Reproduce the entries word for word, and omit any picture you find in them.

*** MATERIAL SHOWN

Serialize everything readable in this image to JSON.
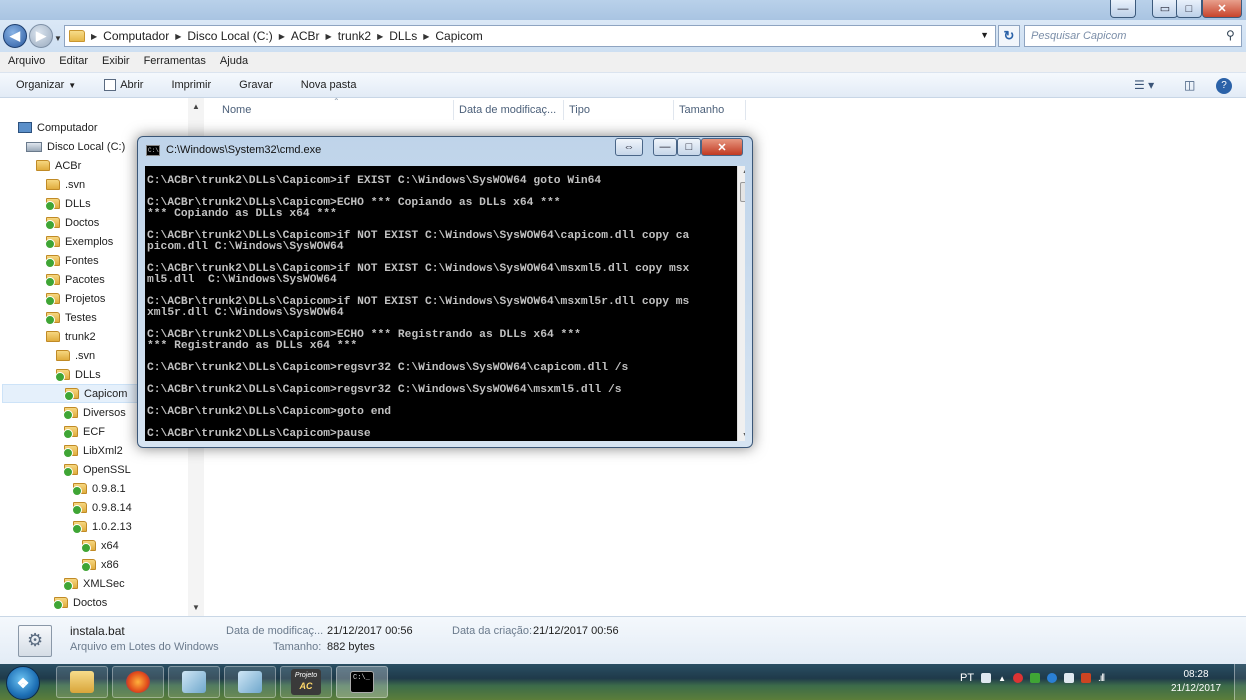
{
  "address": {
    "crumbs": [
      "Computador",
      "Disco Local (C:)",
      "ACBr",
      "trunk2",
      "DLLs",
      "Capicom"
    ],
    "search_placeholder": "Pesquisar Capicom"
  },
  "menu": [
    "Arquivo",
    "Editar",
    "Exibir",
    "Ferramentas",
    "Ajuda"
  ],
  "commands": {
    "organize": "Organizar",
    "open": "Abrir",
    "print": "Imprimir",
    "burn": "Gravar",
    "new_folder": "Nova pasta"
  },
  "columns": {
    "name": "Nome",
    "modified": "Data de modificaç...",
    "type": "Tipo",
    "size": "Tamanho"
  },
  "tree": [
    {
      "label": "Computador"
    },
    {
      "label": "Disco Local (C:)"
    },
    {
      "label": "ACBr"
    },
    {
      "label": ".svn"
    },
    {
      "label": "DLLs"
    },
    {
      "label": "Doctos"
    },
    {
      "label": "Exemplos"
    },
    {
      "label": "Fontes"
    },
    {
      "label": "Pacotes"
    },
    {
      "label": "Projetos"
    },
    {
      "label": "Testes"
    },
    {
      "label": "trunk2"
    },
    {
      "label": ".svn"
    },
    {
      "label": "DLLs"
    },
    {
      "label": "Capicom"
    },
    {
      "label": "Diversos"
    },
    {
      "label": "ECF"
    },
    {
      "label": "LibXml2"
    },
    {
      "label": "OpenSSL"
    },
    {
      "label": "0.9.8.1"
    },
    {
      "label": "0.9.8.14"
    },
    {
      "label": "1.0.2.13"
    },
    {
      "label": "x64"
    },
    {
      "label": "x86"
    },
    {
      "label": "XMLSec"
    },
    {
      "label": "Doctos"
    }
  ],
  "cmd": {
    "title": "C:\\Windows\\System32\\cmd.exe",
    "lines": [
      "C:\\ACBr\\trunk2\\DLLs\\Capicom>if EXIST C:\\Windows\\SysWOW64 goto Win64",
      "",
      "C:\\ACBr\\trunk2\\DLLs\\Capicom>ECHO *** Copiando as DLLs x64 ***",
      "*** Copiando as DLLs x64 ***",
      "",
      "C:\\ACBr\\trunk2\\DLLs\\Capicom>if NOT EXIST C:\\Windows\\SysWOW64\\capicom.dll copy ca",
      "picom.dll C:\\Windows\\SysWOW64",
      "",
      "C:\\ACBr\\trunk2\\DLLs\\Capicom>if NOT EXIST C:\\Windows\\SysWOW64\\msxml5.dll copy msx",
      "ml5.dll  C:\\Windows\\SysWOW64",
      "",
      "C:\\ACBr\\trunk2\\DLLs\\Capicom>if NOT EXIST C:\\Windows\\SysWOW64\\msxml5r.dll copy ms",
      "xml5r.dll C:\\Windows\\SysWOW64",
      "",
      "C:\\ACBr\\trunk2\\DLLs\\Capicom>ECHO *** Registrando as DLLs x64 ***",
      "*** Registrando as DLLs x64 ***",
      "",
      "C:\\ACBr\\trunk2\\DLLs\\Capicom>regsvr32 C:\\Windows\\SysWOW64\\capicom.dll /s",
      "",
      "C:\\ACBr\\trunk2\\DLLs\\Capicom>regsvr32 C:\\Windows\\SysWOW64\\msxml5.dll /s",
      "",
      "C:\\ACBr\\trunk2\\DLLs\\Capicom>goto end",
      "",
      "C:\\ACBr\\trunk2\\DLLs\\Capicom>pause"
    ]
  },
  "details": {
    "filename": "instala.bat",
    "filetype": "Arquivo em Lotes do Windows",
    "modified_label": "Data de modificaç...",
    "modified_value": "21/12/2017 00:56",
    "size_label": "Tamanho:",
    "size_value": "882 bytes",
    "created_label": "Data da criação:",
    "created_value": "21/12/2017 00:56"
  },
  "taskbar": {
    "projeto_label": "Projeto",
    "lang": "PT",
    "time": "08:28",
    "date": "21/12/2017"
  },
  "colors": {
    "console_bg": "#000000",
    "console_fg": "#c0c0c0",
    "selection": "#e5f0fb"
  }
}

******

### SOLUTION BELOW
Serialize everything readable in this image to JSON.
{
  "address": {
    "crumbs": [
      "Computador",
      "Disco Local (C:)",
      "ACBr",
      "trunk2",
      "DLLs",
      "Capicom"
    ],
    "search_placeholder": "Pesquisar Capicom"
  },
  "menu": [
    "Arquivo",
    "Editar",
    "Exibir",
    "Ferramentas",
    "Ajuda"
  ],
  "commands": {
    "organize": "Organizar",
    "open": "Abrir",
    "print": "Imprimir",
    "burn": "Gravar",
    "new_folder": "Nova pasta"
  },
  "columns": {
    "name": "Nome",
    "modified": "Data de modificaç...",
    "type": "Tipo",
    "size": "Tamanho"
  },
  "tree": [
    {
      "label": "Computador"
    },
    {
      "label": "Disco Local (C:)"
    },
    {
      "label": "ACBr"
    },
    {
      "label": ".svn"
    },
    {
      "label": "DLLs"
    },
    {
      "label": "Doctos"
    },
    {
      "label": "Exemplos"
    },
    {
      "label": "Fontes"
    },
    {
      "label": "Pacotes"
    },
    {
      "label": "Projetos"
    },
    {
      "label": "Testes"
    },
    {
      "label": "trunk2"
    },
    {
      "label": ".svn"
    },
    {
      "label": "DLLs"
    },
    {
      "label": "Capicom"
    },
    {
      "label": "Diversos"
    },
    {
      "label": "ECF"
    },
    {
      "label": "LibXml2"
    },
    {
      "label": "OpenSSL"
    },
    {
      "label": "0.9.8.1"
    },
    {
      "label": "0.9.8.14"
    },
    {
      "label": "1.0.2.13"
    },
    {
      "label": "x64"
    },
    {
      "label": "x86"
    },
    {
      "label": "XMLSec"
    },
    {
      "label": "Doctos"
    }
  ],
  "cmd": {
    "title": "C:\\Windows\\System32\\cmd.exe",
    "lines": [
      "C:\\ACBr\\trunk2\\DLLs\\Capicom>if EXIST C:\\Windows\\SysWOW64 goto Win64",
      "",
      "C:\\ACBr\\trunk2\\DLLs\\Capicom>ECHO *** Copiando as DLLs x64 ***",
      "*** Copiando as DLLs x64 ***",
      "",
      "C:\\ACBr\\trunk2\\DLLs\\Capicom>if NOT EXIST C:\\Windows\\SysWOW64\\capicom.dll copy ca",
      "picom.dll C:\\Windows\\SysWOW64",
      "",
      "C:\\ACBr\\trunk2\\DLLs\\Capicom>if NOT EXIST C:\\Windows\\SysWOW64\\msxml5.dll copy msx",
      "ml5.dll  C:\\Windows\\SysWOW64",
      "",
      "C:\\ACBr\\trunk2\\DLLs\\Capicom>if NOT EXIST C:\\Windows\\SysWOW64\\msxml5r.dll copy ms",
      "xml5r.dll C:\\Windows\\SysWOW64",
      "",
      "C:\\ACBr\\trunk2\\DLLs\\Capicom>ECHO *** Registrando as DLLs x64 ***",
      "*** Registrando as DLLs x64 ***",
      "",
      "C:\\ACBr\\trunk2\\DLLs\\Capicom>regsvr32 C:\\Windows\\SysWOW64\\capicom.dll /s",
      "",
      "C:\\ACBr\\trunk2\\DLLs\\Capicom>regsvr32 C:\\Windows\\SysWOW64\\msxml5.dll /s",
      "",
      "C:\\ACBr\\trunk2\\DLLs\\Capicom>goto end",
      "",
      "C:\\ACBr\\trunk2\\DLLs\\Capicom>pause"
    ]
  },
  "details": {
    "filename": "instala.bat",
    "filetype": "Arquivo em Lotes do Windows",
    "modified_label": "Data de modificaç...",
    "modified_value": "21/12/2017 00:56",
    "size_label": "Tamanho:",
    "size_value": "882 bytes",
    "created_label": "Data da criação:",
    "created_value": "21/12/2017 00:56"
  },
  "taskbar": {
    "projeto_label": "Projeto",
    "lang": "PT",
    "time": "08:28",
    "date": "21/12/2017"
  },
  "colors": {
    "console_bg": "#000000",
    "console_fg": "#c0c0c0",
    "selection": "#e5f0fb"
  }
}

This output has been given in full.